> _Goal of the exercise_: Collect every line of the records below that contains the word "What".

[Records about charts and figures]
------------------------------------------------
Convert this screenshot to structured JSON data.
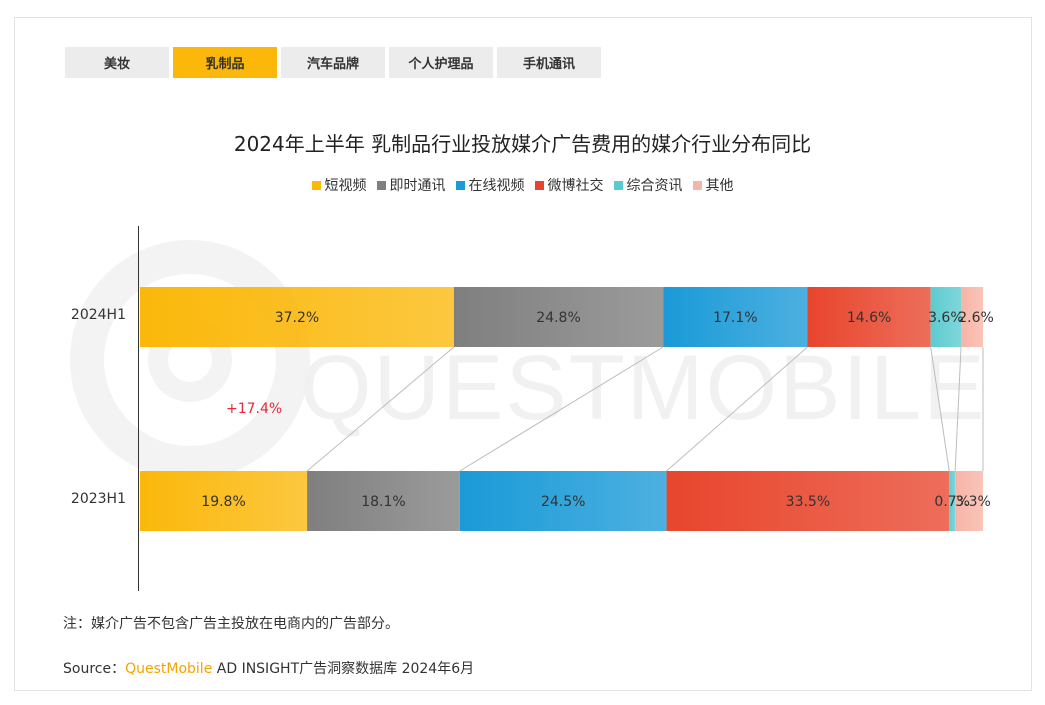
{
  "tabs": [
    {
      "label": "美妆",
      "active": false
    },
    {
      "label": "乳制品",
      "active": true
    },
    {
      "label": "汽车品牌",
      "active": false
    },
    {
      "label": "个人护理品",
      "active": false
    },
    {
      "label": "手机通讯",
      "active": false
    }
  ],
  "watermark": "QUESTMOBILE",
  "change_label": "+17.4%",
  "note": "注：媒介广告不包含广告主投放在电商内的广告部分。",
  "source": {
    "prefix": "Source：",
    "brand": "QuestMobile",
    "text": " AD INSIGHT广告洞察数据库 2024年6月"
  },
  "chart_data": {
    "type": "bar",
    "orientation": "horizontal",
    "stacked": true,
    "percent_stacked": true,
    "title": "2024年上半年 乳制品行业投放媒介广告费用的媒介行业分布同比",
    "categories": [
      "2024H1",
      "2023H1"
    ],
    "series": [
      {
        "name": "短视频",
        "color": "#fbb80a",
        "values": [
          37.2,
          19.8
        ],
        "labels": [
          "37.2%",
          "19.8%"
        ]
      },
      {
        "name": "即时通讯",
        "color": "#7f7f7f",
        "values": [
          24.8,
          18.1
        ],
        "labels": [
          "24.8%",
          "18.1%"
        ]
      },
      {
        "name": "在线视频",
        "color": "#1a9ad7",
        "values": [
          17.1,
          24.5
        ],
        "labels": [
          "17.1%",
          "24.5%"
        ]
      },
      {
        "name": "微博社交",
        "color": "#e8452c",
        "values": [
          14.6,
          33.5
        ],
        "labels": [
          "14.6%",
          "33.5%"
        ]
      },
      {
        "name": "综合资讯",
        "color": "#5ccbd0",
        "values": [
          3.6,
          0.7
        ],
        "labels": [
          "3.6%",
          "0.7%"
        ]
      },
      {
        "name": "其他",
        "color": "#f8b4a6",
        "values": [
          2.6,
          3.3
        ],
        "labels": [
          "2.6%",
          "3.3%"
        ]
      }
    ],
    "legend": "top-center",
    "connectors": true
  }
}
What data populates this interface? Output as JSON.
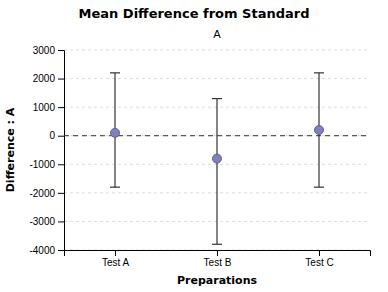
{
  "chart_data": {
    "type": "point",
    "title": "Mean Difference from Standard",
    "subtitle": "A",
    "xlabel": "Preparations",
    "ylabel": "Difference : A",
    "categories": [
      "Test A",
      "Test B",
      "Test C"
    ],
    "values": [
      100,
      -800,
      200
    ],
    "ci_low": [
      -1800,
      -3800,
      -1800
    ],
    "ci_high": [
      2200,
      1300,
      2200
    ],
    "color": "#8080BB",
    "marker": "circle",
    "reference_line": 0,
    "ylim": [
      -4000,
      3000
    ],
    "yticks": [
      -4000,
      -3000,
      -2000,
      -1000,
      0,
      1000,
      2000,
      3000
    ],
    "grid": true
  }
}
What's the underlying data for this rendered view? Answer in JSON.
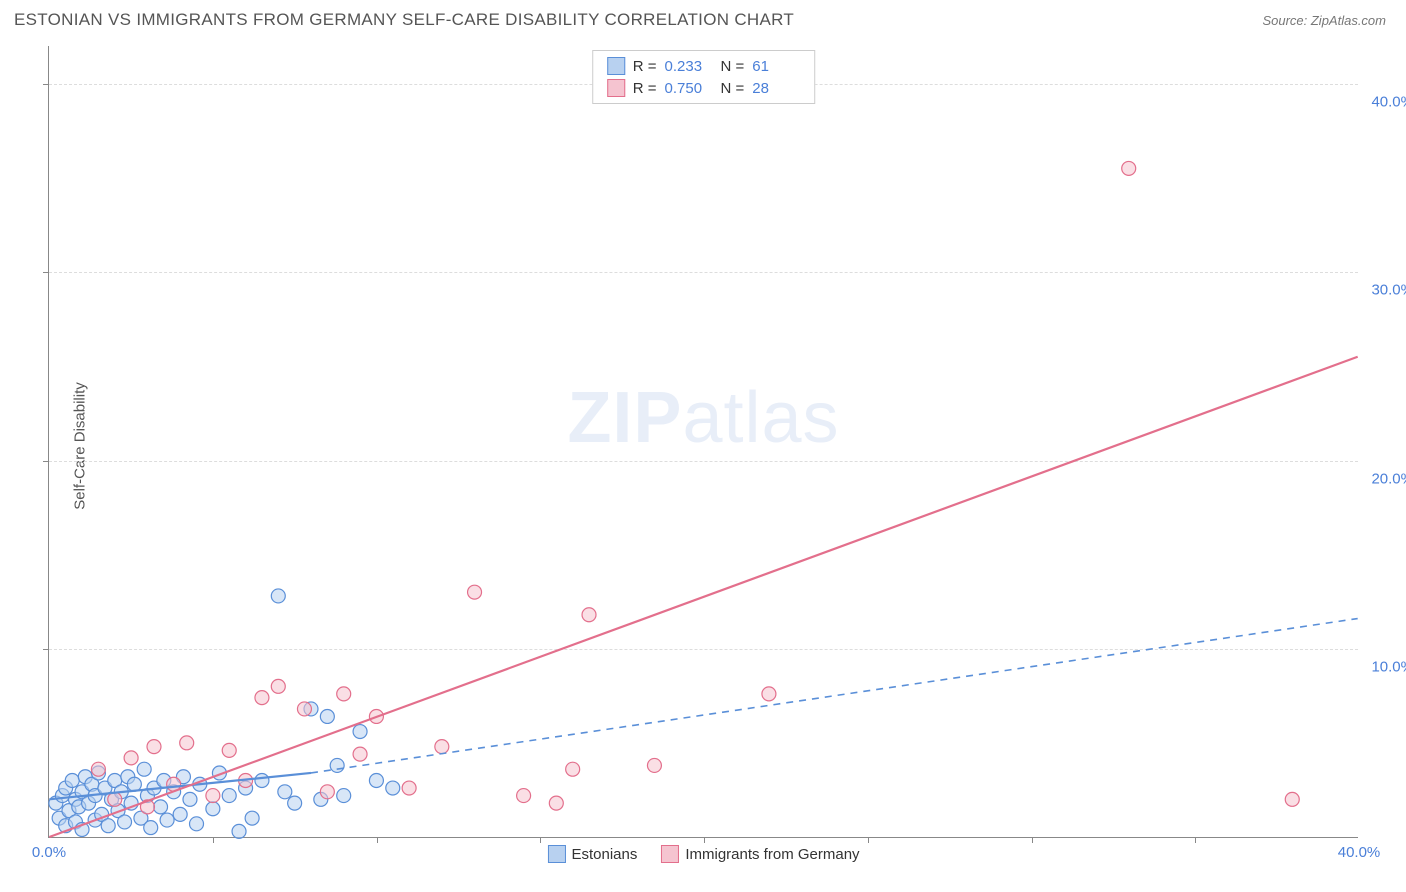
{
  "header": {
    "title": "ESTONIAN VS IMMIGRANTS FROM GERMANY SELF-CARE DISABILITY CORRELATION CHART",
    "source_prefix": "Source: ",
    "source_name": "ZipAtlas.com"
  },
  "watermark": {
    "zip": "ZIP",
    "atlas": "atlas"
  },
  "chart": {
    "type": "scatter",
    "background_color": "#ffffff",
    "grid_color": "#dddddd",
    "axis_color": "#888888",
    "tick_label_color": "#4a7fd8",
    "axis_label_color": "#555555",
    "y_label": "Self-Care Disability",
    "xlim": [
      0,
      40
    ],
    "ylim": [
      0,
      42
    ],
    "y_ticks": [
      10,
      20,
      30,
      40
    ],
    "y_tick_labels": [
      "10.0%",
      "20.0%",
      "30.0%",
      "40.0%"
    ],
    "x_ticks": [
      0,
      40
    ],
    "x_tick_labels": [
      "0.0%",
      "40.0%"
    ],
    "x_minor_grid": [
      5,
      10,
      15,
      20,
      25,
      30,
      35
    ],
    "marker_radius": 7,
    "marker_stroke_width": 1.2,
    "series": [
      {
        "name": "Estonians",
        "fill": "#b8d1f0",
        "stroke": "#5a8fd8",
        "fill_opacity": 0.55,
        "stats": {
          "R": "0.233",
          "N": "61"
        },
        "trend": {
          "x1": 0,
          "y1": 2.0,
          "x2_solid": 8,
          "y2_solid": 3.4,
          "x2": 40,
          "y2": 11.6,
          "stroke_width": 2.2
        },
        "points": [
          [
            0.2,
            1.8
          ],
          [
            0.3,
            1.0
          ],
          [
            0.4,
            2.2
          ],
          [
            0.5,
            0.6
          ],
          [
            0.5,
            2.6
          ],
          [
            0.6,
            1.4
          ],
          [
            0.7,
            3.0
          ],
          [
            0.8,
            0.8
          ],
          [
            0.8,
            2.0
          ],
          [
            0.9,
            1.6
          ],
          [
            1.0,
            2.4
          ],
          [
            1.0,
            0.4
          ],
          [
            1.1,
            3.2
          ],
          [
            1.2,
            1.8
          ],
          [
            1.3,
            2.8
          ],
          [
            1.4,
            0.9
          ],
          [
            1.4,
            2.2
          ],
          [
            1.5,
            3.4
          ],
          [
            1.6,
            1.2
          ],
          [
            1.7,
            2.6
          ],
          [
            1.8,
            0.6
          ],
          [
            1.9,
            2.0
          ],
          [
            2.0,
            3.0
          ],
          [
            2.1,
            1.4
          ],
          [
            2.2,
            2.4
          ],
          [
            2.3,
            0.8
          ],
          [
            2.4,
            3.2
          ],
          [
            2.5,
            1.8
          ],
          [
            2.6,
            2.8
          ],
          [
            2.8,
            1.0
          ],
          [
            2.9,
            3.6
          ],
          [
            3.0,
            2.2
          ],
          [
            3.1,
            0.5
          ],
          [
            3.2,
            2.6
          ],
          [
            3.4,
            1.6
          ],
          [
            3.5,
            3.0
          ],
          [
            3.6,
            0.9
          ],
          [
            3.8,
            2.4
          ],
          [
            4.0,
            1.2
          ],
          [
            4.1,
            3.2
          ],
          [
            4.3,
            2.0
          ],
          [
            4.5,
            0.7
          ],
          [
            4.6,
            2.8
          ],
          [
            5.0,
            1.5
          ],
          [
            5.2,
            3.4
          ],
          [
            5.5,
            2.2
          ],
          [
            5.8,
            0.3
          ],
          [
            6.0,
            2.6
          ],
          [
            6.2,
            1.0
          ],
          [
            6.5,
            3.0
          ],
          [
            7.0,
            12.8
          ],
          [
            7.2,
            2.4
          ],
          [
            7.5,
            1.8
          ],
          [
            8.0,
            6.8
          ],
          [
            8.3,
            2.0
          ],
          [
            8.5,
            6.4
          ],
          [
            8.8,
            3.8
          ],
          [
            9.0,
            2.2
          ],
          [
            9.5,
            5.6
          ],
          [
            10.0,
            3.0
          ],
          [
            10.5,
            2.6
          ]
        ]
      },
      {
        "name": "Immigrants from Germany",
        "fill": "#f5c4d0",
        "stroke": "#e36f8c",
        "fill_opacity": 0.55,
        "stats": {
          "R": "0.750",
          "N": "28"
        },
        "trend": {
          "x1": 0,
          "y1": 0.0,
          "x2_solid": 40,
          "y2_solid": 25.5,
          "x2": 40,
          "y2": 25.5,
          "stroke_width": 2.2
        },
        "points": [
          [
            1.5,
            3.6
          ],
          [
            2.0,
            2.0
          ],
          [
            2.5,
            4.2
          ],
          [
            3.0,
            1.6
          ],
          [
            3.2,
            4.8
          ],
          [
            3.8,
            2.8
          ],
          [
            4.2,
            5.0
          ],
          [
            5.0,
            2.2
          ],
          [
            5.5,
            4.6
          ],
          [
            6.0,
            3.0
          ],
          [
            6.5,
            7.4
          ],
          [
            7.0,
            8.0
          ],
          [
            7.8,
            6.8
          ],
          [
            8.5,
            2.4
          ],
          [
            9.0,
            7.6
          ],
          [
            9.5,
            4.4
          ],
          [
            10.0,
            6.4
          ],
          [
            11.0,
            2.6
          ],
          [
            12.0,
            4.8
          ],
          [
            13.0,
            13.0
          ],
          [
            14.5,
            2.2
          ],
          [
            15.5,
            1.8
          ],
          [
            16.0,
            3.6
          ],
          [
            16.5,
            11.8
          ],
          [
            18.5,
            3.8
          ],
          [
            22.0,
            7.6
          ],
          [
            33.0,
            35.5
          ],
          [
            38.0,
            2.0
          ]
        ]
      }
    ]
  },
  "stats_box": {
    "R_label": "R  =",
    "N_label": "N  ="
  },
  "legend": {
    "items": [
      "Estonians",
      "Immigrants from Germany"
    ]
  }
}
------------------------------------------------
> _Worked answer_:
What data populates this interface? Output as JSON.
What's the underlying data for this rendered view? Answer in JSON.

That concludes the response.